Task requirements
Pick out all lines of the entries that include the word "applicable" and copy them.

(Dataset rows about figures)
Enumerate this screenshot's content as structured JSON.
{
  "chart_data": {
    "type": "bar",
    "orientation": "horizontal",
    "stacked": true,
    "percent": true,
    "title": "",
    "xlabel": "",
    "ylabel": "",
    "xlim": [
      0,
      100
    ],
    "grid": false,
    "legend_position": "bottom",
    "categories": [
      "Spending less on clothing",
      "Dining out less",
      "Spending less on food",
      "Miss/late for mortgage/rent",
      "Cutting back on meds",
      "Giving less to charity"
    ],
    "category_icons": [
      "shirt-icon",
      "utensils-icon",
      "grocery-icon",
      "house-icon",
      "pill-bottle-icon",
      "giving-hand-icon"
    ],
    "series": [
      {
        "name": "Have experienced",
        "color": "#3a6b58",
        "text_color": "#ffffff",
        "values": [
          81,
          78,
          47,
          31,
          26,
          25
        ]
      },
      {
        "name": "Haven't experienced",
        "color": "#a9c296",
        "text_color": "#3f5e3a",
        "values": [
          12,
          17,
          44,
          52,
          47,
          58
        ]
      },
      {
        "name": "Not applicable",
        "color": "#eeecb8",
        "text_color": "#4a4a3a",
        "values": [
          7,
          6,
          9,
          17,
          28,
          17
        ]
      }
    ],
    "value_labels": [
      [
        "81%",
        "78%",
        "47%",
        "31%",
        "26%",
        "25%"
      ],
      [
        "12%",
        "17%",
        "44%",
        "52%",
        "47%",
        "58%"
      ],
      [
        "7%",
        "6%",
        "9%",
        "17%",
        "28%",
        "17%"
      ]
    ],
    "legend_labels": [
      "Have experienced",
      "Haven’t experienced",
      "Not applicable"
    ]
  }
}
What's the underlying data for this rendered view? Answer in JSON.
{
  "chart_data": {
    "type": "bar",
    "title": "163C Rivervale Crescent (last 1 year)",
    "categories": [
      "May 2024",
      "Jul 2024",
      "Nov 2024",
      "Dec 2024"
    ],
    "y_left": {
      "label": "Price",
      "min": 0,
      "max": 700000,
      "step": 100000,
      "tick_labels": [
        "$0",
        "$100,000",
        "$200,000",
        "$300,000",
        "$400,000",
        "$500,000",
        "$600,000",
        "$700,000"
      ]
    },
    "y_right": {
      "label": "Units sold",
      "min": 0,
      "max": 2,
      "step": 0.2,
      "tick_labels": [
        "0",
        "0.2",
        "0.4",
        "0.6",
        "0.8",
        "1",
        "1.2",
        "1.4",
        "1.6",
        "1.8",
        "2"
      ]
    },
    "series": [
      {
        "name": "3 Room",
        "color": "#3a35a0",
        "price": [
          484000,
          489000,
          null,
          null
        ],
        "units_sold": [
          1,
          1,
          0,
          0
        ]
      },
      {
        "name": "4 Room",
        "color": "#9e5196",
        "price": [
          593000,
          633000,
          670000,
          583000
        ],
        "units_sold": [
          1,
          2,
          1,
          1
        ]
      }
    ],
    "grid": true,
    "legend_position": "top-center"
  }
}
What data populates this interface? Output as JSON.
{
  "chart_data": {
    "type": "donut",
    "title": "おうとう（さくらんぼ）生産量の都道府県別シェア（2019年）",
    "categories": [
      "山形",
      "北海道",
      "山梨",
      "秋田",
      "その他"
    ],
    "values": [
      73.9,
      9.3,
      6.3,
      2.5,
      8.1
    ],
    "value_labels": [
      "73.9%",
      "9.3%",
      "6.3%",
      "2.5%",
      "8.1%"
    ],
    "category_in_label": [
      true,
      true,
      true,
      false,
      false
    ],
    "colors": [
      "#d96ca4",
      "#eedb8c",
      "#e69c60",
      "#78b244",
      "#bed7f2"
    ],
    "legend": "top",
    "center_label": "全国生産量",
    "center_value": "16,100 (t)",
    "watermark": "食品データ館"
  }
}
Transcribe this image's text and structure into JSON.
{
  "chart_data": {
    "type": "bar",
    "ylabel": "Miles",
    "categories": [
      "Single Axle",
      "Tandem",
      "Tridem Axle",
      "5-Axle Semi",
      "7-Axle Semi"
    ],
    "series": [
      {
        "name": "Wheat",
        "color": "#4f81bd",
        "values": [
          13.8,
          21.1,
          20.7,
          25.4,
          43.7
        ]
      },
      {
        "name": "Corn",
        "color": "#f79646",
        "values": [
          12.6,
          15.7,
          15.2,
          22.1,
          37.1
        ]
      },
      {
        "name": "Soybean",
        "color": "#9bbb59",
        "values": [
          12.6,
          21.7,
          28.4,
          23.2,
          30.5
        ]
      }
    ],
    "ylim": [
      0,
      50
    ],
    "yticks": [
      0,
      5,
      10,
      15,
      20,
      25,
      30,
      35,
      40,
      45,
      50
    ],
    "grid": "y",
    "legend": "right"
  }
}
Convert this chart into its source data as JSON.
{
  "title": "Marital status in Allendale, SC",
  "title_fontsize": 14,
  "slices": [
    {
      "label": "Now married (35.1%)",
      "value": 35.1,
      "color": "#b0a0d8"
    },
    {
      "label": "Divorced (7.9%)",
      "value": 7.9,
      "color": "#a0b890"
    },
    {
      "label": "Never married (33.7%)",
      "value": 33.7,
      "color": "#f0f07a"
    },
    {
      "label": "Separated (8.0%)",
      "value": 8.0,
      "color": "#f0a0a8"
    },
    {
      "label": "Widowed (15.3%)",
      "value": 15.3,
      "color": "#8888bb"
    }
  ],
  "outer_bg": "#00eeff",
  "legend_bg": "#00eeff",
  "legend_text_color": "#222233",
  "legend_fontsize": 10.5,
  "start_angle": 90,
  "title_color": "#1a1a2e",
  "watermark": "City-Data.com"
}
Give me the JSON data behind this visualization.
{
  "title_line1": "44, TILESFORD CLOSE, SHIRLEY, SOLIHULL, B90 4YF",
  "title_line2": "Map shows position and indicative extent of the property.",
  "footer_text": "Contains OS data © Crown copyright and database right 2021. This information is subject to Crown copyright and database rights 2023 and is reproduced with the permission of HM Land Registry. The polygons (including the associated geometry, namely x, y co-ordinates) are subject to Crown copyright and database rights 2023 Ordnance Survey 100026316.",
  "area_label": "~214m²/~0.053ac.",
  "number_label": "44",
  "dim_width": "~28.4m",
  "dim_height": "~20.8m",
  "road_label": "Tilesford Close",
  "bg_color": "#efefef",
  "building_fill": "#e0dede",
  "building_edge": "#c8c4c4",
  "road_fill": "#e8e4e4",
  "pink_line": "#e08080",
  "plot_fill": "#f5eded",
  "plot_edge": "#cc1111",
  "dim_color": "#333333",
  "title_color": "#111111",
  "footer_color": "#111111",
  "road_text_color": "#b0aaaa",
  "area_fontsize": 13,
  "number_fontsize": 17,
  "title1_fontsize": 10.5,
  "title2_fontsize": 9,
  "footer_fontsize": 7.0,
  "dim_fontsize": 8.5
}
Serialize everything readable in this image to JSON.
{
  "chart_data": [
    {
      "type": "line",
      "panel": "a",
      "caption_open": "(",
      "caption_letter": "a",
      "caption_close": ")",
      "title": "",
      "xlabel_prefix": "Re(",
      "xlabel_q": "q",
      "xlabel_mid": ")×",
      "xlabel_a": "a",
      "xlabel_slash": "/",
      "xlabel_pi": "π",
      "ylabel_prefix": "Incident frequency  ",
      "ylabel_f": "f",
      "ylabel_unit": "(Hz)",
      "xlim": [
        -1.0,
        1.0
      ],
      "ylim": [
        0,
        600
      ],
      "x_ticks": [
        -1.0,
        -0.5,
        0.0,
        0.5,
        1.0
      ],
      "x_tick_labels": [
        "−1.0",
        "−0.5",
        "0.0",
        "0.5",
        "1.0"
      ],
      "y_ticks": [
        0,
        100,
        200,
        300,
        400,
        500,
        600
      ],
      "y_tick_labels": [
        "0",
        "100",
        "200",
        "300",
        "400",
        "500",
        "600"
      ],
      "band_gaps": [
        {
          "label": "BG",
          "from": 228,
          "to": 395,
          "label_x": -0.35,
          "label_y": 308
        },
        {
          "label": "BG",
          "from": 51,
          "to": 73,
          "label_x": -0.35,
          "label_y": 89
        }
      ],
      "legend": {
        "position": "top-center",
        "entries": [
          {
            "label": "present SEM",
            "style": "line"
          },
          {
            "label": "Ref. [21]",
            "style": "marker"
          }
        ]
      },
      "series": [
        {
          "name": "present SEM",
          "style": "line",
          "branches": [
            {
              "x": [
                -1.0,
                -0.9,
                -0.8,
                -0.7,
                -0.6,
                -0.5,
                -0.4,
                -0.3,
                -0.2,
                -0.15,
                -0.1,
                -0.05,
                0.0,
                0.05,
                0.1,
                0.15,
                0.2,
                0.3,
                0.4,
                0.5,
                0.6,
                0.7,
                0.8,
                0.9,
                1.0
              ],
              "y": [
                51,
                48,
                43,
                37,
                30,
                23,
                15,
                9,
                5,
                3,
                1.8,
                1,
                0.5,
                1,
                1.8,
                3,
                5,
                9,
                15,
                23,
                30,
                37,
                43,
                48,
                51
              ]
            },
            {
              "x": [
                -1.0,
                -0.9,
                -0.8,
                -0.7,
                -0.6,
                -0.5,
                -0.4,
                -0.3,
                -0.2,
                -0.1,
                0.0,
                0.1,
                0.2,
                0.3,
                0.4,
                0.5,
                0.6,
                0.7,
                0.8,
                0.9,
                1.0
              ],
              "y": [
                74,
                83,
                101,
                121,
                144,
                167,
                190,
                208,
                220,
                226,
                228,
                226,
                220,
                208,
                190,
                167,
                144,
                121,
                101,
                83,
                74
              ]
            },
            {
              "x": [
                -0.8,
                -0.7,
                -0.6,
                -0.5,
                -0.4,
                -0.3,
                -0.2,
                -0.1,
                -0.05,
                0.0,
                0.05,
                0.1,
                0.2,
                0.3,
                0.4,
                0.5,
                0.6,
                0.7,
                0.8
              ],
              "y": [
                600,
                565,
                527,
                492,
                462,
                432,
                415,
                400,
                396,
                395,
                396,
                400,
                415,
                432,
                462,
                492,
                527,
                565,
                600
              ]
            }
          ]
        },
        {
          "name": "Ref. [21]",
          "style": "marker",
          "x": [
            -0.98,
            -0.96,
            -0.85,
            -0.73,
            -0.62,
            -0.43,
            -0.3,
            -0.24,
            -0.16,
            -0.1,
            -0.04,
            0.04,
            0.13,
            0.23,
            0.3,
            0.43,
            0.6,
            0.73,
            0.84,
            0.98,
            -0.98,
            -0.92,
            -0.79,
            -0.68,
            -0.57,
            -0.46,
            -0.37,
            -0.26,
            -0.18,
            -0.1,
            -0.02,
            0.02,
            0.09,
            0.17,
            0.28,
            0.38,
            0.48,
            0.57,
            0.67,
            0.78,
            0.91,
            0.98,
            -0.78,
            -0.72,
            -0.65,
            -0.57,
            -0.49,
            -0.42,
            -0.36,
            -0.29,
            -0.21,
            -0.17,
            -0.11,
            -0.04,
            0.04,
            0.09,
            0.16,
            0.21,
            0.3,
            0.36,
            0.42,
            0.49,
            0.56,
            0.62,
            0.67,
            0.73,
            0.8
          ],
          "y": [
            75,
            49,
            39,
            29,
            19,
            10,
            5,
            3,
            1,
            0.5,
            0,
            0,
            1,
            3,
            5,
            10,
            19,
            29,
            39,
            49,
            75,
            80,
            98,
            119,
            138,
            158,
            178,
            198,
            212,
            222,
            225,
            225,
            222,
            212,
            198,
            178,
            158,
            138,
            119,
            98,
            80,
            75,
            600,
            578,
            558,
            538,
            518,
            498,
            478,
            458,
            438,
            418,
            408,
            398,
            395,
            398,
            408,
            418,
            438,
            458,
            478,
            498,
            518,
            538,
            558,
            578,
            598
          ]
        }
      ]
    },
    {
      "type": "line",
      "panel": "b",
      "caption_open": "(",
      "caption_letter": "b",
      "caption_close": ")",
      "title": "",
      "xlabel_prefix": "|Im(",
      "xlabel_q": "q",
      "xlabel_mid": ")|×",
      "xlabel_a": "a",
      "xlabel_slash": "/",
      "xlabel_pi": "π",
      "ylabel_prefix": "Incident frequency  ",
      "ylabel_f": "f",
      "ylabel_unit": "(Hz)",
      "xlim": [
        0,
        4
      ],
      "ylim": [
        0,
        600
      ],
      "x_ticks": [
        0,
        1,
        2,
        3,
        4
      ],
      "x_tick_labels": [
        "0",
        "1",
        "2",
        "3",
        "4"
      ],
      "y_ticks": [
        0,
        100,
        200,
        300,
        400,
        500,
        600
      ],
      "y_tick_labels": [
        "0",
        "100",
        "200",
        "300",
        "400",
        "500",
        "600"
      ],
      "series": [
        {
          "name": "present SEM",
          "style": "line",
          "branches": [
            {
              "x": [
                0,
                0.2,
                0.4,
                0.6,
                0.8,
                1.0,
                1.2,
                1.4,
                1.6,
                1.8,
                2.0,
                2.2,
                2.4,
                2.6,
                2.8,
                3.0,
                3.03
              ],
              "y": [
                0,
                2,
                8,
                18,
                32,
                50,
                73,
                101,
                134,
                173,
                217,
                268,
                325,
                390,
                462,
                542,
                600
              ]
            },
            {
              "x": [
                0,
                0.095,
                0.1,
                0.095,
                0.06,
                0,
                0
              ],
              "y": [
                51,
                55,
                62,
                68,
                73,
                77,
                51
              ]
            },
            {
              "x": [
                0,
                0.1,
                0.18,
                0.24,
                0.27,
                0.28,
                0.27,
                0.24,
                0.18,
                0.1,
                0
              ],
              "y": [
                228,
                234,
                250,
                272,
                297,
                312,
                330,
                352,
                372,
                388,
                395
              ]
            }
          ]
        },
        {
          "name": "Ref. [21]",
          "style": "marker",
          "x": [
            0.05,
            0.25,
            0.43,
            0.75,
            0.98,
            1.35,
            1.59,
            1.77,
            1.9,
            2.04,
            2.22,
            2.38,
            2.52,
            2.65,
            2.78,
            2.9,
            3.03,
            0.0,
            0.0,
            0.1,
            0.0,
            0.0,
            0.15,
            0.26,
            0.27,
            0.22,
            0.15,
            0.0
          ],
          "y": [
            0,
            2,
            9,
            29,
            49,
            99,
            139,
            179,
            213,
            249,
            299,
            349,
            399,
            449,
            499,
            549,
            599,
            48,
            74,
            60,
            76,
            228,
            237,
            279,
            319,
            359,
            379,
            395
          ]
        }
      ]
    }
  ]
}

Exercise output
        "name": "Not applicable",
      "Not applicable"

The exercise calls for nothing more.